Document section:
Start of Block

Hong Kong Biodiversity Strategy and Action Plan: all talk and no trousers

            In December 2016, the Environment Bureau published the Hong Kong Biodiversity Strategy and Action Plan (BSAP). According to this:

Our mission is to value, conserve and restore the rich biodiversity of Hong Kong, to ensure that it is sustainably managed and wisely used, and to promote the mainstreaming of biodiversity issues and values across all sectors of the society, with social and economic aspects duly considered and balanced, so that ecosystems of Hong Kong will be resilient and will continue to provide essential services, and the precious environment that supports and enriches the life of Hong Kong people will be passed on to the future generations. 

Hong Kong Biodiversity Strategy and Action Plan

“The biodiversity of Hong Kong is impressively rich for such a small place,” notes BSAP, citing examples such as the land supporting more than 3300 species of vascular plants, 57 species of terrestrial mammals, more than 540 species of birds, 198 species of freshwater fishes, 86 species of reptiles, 24 species of amphibians, 236 species of butterflies and 123 species of dragonflies; while marine life includes over 1000 species of marine fishes, 84 species of hard corals, and 67 species of soft corals and gorgonians.

                  Impressive though such tallies are, problems remain, and improvements can be made; BSAP has sadly proven to be far more plan than any actual action.

Perhaps if scientists and even citizen scientists [who might work in other fields] held more sway, Hong Kong’s plants and animals could further flourish with better protection, in turn delivering a wealth of ecosystem services – not least of which is the sheer joy of watching wildlife.

End of Block

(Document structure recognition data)
Start of Block

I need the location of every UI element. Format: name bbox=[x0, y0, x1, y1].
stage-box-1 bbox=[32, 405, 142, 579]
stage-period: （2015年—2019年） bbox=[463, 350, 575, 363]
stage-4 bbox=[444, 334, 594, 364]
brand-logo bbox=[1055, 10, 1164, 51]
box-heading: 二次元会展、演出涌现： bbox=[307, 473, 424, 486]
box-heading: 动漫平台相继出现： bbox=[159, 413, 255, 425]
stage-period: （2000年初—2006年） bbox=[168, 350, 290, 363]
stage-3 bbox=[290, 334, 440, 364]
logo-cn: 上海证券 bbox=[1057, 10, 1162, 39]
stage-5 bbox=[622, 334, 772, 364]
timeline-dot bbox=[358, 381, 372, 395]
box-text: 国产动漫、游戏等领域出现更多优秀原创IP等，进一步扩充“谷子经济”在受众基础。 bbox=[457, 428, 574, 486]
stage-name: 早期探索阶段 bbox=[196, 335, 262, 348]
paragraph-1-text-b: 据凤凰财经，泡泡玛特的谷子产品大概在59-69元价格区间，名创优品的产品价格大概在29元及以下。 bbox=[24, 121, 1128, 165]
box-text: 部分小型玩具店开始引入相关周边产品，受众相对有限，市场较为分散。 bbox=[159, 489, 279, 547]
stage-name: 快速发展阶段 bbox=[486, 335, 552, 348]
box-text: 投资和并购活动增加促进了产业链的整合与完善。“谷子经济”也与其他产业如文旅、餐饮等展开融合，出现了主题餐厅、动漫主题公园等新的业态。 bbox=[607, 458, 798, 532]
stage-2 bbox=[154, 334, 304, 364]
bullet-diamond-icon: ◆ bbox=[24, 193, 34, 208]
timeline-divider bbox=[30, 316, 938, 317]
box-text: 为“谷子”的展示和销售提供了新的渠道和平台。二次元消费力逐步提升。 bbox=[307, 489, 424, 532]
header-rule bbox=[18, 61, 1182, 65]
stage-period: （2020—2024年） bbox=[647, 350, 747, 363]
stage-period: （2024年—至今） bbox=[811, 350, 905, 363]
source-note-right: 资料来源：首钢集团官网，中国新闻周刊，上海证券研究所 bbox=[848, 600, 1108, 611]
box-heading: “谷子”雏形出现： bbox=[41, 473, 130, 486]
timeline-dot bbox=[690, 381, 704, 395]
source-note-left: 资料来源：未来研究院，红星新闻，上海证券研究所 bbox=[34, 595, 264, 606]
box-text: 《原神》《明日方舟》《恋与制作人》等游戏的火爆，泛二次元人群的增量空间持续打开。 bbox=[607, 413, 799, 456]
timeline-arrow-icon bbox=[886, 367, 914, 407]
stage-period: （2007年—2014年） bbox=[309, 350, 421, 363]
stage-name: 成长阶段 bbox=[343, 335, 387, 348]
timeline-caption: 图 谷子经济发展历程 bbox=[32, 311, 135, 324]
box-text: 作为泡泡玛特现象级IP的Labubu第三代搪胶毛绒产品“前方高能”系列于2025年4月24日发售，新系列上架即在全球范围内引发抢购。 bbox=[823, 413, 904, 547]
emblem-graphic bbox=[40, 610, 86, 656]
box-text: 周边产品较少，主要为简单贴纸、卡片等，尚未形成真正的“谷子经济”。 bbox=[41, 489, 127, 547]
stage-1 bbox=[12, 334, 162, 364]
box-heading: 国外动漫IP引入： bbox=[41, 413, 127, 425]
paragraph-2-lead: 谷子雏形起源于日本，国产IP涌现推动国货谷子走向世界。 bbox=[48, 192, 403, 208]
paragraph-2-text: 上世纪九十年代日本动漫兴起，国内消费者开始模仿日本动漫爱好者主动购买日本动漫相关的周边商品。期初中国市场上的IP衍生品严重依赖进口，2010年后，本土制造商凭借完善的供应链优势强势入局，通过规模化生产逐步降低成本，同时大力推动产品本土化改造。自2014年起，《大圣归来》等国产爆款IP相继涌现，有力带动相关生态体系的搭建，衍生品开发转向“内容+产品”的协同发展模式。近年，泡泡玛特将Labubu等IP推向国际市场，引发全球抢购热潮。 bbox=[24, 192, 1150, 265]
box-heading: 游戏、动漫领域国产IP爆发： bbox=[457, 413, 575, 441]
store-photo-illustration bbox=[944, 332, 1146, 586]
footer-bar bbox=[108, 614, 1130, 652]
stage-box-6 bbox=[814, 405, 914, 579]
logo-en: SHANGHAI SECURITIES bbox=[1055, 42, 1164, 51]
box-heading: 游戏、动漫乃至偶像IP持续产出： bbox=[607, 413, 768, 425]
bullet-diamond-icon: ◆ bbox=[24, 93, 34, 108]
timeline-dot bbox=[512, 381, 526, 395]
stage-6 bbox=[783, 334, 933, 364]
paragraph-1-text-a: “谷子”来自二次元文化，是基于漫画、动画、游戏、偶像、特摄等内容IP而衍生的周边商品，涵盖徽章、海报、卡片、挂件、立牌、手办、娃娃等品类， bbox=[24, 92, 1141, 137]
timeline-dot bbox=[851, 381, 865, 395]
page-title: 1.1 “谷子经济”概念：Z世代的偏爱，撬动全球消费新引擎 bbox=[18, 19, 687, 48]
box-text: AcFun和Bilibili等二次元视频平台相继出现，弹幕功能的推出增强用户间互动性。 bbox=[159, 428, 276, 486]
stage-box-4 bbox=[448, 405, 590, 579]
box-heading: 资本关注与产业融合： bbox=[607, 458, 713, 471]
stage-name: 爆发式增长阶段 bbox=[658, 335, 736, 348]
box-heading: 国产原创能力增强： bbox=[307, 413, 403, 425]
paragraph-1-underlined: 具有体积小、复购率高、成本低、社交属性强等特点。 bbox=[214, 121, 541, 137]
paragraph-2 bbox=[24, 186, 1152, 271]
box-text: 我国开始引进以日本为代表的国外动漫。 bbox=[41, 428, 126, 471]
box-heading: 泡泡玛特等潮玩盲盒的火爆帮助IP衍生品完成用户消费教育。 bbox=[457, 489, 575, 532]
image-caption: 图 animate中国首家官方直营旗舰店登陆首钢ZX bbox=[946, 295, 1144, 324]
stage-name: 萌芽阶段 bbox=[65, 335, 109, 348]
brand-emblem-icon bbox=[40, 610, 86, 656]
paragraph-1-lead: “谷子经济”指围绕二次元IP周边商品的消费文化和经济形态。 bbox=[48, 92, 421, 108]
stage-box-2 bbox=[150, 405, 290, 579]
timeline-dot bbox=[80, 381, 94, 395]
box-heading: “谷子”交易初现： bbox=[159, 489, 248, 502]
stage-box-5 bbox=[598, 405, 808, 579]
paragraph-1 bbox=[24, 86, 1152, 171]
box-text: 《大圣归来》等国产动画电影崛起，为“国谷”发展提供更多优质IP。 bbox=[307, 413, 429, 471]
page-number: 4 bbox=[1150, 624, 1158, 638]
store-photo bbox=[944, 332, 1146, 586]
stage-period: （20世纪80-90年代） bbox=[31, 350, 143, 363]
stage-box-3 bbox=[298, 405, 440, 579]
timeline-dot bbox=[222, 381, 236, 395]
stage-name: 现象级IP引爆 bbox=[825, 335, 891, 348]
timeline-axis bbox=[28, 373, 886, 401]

End of Block

Problem statement: Per the Hong Kong biodiversity text, why does the headline call the Biodiversity Strategy and Action Plan "all talk and no trousers"?

Answer area: The text states that BSAP "has sadly proven to be far more plan than any actual action." Hong Kong's species tallies are impressive, but problems remain and improvements could be made, so the plan has not delivered.